● Problem details
Copy out every one of the entries below verbatim, keeping each line's wording, numbers, and punctuation unchanged.

● Exercise materials
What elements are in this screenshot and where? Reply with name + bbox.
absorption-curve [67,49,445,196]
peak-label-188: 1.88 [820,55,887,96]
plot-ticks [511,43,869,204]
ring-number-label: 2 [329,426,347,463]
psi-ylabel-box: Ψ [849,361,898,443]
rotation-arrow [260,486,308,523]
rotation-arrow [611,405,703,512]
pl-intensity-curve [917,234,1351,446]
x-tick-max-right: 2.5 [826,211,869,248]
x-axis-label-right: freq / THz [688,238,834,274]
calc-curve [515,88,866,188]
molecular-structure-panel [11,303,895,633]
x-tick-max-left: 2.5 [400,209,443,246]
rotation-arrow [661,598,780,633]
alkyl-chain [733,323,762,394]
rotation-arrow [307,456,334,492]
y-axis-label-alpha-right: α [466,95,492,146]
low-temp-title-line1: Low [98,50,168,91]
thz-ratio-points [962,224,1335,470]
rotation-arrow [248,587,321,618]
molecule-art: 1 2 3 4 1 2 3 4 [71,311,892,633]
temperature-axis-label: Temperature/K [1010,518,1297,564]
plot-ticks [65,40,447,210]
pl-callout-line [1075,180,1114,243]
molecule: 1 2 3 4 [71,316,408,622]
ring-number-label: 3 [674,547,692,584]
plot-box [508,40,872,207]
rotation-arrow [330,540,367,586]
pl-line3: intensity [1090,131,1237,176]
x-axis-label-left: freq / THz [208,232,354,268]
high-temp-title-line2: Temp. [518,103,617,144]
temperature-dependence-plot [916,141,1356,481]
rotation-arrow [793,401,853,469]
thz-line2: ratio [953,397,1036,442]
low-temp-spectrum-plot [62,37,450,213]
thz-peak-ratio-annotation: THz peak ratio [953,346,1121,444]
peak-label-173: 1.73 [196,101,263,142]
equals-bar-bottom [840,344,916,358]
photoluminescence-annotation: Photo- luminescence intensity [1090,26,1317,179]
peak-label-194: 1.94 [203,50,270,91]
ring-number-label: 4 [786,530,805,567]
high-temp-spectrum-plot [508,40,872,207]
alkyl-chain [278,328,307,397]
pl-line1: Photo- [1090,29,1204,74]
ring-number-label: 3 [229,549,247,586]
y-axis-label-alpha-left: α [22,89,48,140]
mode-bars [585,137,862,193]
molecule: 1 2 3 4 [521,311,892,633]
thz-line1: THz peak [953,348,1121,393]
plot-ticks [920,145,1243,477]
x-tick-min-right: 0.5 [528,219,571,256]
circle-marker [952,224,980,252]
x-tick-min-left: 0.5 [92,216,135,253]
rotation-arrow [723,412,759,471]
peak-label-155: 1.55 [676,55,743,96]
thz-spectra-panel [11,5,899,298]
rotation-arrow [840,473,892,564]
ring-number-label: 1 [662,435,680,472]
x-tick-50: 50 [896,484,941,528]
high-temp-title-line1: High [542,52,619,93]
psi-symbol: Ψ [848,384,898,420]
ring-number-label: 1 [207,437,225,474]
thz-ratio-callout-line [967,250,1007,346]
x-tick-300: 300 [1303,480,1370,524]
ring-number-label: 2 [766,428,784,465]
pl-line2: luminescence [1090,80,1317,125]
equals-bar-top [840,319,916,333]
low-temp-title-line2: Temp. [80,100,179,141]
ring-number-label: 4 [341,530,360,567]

● Answer for this exercise
What elements are in this screenshot and where? Reply with name + bbox.
absorption-curve [67,49,445,196]
peak-label-188: 1.88 [820,55,887,96]
plot-ticks [511,43,869,204]
ring-number-label: 2 [329,426,347,463]
psi-ylabel-box: Ψ [849,361,898,443]
rotation-arrow [260,486,308,523]
rotation-arrow [611,405,703,512]
pl-intensity-curve [917,234,1351,446]
x-tick-max-right: 2.5 [826,211,869,248]
x-axis-label-right: freq / THz [688,238,834,274]
calc-curve [515,88,866,188]
molecular-structure-panel [11,303,895,633]
x-tick-max-left: 2.5 [400,209,443,246]
rotation-arrow [661,598,780,633]
alkyl-chain [733,323,762,394]
rotation-arrow [307,456,334,492]
y-axis-label-alpha-right: α [466,95,492,146]
low-temp-title-line1: Low [98,50,168,91]
thz-ratio-points [962,224,1335,470]
rotation-arrow [248,587,321,618]
molecule-art: 1 2 3 4 1 2 3 4 [71,311,892,633]
temperature-axis-label: Temperature/K [1010,518,1297,564]
plot-ticks [65,40,447,210]
pl-callout-line [1075,180,1114,243]
molecule: 1 2 3 4 [71,316,408,622]
ring-number-label: 3 [674,547,692,584]
plot-box [508,40,872,207]
rotation-arrow [330,540,367,586]
pl-line3: intensity [1090,131,1237,176]
x-axis-label-left: freq / THz [208,232,354,268]
high-temp-title-line2: Temp. [518,103,617,144]
temperature-dependence-plot [916,141,1356,481]
rotation-arrow [793,401,853,469]
thz-line2: ratio [953,397,1036,442]
low-temp-spectrum-plot [62,37,450,213]
thz-peak-ratio-annotation: THz peak ratio [953,346,1121,444]
peak-label-173: 1.73 [196,101,263,142]
equals-bar-bottom [840,344,916,358]
photoluminescence-annotation: Photo- luminescence intensity [1090,26,1317,179]
peak-label-194: 1.94 [203,50,270,91]
ring-number-label: 4 [786,530,805,567]
high-temp-spectrum-plot [508,40,872,207]
alkyl-chain [278,328,307,397]
pl-line1: Photo- [1090,29,1204,74]
ring-number-label: 3 [229,549,247,586]
y-axis-label-alpha-left: α [22,89,48,140]
mode-bars [585,137,862,193]
molecule: 1 2 3 4 [521,311,892,633]
thz-line1: THz peak [953,348,1121,393]
plot-ticks [920,145,1243,477]
x-tick-min-right: 0.5 [528,219,571,256]
circle-marker [952,224,980,252]
x-tick-min-left: 0.5 [92,216,135,253]
rotation-arrow [723,412,759,471]
peak-label-155: 1.55 [676,55,743,96]
thz-spectra-panel [11,5,899,298]
rotation-arrow [840,473,892,564]
ring-number-label: 1 [662,435,680,472]
x-tick-50: 50 [896,484,941,528]
high-temp-title-line1: High [542,52,619,93]
psi-symbol: Ψ [848,384,898,420]
ring-number-label: 1 [207,437,225,474]
thz-ratio-callout-line [967,250,1007,346]
x-tick-300: 300 [1303,480,1370,524]
ring-number-label: 2 [766,428,784,465]
pl-line2: luminescence [1090,80,1317,125]
equals-bar-top [840,319,916,333]
low-temp-title-line2: Temp. [80,100,179,141]
ring-number-label: 4 [341,530,360,567]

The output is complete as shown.